Request: Check every line of the entries that follow, and copy the ones containing "only".
=== Data to use ===
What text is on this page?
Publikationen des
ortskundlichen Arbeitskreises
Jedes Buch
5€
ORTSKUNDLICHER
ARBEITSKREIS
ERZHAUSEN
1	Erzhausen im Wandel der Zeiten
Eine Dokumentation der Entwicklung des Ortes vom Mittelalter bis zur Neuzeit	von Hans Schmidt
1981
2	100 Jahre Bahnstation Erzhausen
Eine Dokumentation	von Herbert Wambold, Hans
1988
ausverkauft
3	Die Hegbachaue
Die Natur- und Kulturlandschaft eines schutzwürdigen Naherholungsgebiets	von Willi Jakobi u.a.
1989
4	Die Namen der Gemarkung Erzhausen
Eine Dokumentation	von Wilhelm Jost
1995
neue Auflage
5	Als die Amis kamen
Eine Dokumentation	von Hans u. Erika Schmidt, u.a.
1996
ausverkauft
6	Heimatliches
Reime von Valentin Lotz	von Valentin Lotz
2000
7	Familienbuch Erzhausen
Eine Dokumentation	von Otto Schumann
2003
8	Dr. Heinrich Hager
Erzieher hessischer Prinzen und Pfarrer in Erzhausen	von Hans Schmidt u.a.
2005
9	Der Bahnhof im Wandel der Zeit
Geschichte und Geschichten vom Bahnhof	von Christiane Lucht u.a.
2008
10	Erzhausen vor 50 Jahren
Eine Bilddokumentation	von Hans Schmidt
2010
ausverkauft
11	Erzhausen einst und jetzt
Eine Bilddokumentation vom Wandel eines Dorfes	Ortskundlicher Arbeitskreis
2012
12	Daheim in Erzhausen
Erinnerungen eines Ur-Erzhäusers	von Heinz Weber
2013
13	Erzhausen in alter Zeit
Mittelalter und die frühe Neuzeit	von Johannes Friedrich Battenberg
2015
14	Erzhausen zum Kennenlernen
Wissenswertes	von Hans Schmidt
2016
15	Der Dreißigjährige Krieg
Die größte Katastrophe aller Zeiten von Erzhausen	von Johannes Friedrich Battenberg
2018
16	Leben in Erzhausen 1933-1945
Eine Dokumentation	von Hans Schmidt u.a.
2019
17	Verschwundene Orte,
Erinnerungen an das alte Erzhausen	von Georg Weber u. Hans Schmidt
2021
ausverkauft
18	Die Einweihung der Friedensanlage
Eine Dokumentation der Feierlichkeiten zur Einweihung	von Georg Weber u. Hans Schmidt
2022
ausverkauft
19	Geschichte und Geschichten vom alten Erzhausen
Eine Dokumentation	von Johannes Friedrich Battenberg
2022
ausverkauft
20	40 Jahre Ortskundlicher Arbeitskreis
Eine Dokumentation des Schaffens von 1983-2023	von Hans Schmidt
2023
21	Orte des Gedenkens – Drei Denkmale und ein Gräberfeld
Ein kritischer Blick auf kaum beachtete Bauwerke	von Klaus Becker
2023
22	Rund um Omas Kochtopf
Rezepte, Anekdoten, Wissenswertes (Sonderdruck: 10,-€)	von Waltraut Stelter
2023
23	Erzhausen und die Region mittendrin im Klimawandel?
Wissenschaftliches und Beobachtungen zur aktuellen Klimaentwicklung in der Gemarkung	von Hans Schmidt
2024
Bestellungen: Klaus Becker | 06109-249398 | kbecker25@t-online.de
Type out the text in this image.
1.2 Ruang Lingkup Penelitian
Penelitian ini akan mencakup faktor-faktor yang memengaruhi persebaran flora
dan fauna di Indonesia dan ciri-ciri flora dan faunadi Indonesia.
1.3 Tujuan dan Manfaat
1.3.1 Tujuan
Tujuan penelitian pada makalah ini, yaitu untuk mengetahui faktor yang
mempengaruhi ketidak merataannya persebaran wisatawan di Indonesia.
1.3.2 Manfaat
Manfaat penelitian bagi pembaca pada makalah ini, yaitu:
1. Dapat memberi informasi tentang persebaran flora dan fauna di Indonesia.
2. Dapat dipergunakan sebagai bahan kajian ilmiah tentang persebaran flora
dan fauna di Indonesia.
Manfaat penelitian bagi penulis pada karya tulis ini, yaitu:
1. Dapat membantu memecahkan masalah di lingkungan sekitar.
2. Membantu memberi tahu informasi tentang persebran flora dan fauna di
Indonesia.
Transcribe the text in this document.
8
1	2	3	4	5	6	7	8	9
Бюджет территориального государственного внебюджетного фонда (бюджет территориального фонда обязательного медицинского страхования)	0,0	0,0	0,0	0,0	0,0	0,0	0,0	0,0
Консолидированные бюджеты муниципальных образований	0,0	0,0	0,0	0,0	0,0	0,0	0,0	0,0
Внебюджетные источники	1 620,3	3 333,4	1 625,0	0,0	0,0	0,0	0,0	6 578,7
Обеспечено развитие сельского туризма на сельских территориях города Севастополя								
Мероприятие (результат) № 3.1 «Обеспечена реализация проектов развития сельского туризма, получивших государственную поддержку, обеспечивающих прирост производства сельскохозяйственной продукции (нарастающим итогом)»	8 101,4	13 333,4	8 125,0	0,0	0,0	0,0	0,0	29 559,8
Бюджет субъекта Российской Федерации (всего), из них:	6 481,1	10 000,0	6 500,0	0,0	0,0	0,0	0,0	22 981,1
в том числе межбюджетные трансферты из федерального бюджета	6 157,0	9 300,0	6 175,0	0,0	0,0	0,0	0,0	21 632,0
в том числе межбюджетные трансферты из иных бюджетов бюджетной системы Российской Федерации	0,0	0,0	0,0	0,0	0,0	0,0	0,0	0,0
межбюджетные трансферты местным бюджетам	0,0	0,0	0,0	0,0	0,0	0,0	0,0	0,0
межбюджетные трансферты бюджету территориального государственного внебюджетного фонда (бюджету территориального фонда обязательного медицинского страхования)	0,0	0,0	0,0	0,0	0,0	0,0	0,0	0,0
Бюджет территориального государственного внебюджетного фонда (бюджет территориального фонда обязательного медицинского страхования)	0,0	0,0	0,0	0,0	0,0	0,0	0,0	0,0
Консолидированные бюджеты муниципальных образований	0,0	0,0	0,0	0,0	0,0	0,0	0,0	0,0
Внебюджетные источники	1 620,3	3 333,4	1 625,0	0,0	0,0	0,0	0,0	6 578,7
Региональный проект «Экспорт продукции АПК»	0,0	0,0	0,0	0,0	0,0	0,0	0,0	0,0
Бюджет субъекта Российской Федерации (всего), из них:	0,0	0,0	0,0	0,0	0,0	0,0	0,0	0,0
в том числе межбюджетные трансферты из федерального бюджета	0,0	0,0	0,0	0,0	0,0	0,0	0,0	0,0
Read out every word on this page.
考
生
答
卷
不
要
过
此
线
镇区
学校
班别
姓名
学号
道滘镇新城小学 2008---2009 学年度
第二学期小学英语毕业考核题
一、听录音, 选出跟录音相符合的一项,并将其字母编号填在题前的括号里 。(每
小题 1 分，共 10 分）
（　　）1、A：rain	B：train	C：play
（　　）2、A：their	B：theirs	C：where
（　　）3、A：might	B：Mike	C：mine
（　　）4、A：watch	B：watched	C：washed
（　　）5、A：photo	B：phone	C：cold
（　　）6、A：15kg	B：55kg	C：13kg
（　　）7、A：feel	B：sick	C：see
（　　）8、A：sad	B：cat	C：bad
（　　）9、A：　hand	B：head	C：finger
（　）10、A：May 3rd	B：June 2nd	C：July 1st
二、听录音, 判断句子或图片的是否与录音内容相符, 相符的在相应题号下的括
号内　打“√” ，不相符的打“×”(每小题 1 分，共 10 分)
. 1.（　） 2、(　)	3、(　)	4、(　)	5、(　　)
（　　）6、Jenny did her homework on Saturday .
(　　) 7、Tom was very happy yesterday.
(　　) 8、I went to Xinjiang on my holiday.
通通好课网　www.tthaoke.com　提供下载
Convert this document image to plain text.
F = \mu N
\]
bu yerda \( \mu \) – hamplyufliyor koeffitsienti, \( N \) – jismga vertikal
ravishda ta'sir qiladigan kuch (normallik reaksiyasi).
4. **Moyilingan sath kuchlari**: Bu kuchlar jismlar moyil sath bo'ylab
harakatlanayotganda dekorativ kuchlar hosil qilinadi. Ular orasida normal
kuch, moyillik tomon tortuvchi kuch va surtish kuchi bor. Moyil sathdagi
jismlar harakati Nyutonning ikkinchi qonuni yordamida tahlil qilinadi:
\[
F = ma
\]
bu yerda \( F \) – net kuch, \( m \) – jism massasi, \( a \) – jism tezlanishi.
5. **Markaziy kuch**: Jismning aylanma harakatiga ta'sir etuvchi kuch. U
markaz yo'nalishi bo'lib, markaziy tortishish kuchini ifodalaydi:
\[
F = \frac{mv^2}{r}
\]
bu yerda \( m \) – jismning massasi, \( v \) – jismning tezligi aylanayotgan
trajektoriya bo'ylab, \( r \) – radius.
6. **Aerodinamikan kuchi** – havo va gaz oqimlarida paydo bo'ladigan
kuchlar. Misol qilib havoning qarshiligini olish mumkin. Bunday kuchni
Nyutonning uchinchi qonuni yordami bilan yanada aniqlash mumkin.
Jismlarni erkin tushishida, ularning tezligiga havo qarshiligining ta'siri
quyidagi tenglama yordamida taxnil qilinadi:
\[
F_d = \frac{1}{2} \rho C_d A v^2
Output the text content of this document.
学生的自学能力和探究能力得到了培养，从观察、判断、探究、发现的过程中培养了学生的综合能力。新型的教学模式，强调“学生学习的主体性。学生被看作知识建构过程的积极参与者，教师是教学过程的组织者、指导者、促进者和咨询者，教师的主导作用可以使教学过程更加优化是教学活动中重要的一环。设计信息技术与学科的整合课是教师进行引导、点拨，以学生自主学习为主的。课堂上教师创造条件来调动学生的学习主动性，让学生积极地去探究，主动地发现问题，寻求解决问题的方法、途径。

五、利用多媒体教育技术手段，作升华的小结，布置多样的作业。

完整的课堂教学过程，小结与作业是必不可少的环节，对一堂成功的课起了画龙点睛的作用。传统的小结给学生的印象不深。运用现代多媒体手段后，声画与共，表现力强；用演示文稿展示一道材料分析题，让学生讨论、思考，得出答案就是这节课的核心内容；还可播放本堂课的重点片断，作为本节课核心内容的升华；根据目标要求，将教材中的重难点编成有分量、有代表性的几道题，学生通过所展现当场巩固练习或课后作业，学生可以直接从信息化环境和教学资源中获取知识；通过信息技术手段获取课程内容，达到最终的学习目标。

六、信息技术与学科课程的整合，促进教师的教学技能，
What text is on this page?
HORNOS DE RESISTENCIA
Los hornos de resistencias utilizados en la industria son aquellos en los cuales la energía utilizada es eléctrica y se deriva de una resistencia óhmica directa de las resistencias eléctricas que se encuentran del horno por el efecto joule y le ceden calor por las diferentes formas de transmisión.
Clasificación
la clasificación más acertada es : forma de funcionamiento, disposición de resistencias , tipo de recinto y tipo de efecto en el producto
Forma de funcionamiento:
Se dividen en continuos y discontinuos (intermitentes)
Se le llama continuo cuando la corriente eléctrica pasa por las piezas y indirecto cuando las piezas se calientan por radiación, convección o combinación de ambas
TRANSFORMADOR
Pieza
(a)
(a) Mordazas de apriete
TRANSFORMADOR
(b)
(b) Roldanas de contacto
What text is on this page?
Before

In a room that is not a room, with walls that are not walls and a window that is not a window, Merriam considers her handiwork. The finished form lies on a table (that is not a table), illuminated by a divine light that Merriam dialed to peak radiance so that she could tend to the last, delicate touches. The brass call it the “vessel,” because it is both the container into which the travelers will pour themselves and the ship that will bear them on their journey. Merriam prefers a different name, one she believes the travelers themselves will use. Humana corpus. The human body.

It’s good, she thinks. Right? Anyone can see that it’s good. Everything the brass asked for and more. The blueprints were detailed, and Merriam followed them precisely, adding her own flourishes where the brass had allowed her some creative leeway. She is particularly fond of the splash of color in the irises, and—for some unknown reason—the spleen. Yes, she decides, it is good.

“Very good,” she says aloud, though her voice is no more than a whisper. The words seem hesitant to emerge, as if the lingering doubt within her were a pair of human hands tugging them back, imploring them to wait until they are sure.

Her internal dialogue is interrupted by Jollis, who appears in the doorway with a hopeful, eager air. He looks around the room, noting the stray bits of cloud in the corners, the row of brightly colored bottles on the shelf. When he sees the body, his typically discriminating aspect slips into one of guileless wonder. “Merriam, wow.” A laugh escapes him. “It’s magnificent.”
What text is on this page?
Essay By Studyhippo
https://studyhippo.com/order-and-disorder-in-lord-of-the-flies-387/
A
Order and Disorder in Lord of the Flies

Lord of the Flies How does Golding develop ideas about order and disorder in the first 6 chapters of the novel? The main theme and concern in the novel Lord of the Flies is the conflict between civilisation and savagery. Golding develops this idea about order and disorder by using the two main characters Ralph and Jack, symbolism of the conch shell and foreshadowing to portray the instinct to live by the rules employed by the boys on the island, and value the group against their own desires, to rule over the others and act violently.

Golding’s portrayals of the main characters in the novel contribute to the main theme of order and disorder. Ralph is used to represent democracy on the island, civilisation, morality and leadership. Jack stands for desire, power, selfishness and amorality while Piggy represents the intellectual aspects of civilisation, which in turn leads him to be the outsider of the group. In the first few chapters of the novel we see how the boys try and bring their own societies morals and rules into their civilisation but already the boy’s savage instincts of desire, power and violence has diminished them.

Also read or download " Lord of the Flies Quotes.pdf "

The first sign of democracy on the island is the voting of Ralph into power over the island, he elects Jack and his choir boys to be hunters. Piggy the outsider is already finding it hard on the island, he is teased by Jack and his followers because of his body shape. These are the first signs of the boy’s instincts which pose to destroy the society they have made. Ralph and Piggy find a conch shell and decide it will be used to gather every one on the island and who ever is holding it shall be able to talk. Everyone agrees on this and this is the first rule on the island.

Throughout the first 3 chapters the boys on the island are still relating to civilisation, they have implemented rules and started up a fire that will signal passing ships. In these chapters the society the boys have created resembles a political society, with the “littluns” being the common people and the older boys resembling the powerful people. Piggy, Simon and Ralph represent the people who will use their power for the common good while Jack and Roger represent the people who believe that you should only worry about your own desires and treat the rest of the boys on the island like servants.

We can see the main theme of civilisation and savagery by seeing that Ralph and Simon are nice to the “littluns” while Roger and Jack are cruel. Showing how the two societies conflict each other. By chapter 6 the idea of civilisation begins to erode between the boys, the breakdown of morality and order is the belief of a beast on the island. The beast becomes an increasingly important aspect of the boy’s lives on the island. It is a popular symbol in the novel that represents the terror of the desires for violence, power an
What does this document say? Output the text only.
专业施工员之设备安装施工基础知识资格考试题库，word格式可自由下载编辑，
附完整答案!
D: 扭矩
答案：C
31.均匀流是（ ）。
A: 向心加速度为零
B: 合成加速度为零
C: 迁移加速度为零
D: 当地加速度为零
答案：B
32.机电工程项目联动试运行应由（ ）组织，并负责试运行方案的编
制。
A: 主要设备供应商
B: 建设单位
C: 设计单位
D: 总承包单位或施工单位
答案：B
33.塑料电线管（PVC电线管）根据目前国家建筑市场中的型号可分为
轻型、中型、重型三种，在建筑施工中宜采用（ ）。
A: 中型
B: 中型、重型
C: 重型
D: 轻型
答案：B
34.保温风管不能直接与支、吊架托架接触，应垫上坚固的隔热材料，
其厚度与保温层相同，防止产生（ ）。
===
Solved exercise:
Throughout the first 3 chapters the boys on the island are still relating to civilisation, they have implemented rules and started up a fire that will signal passing ships. In these chapters the society the boys have created resembles a political society, with the “littluns” being the common people and the older boys resembling the powerful people. Piggy, Simon and Ralph represent the people who will use their power for the common good while Jack and Roger represent the people who believe that you should only worry about your own desires and treat the rest of the boys on the island like servants.
What does this document say? Output the text only.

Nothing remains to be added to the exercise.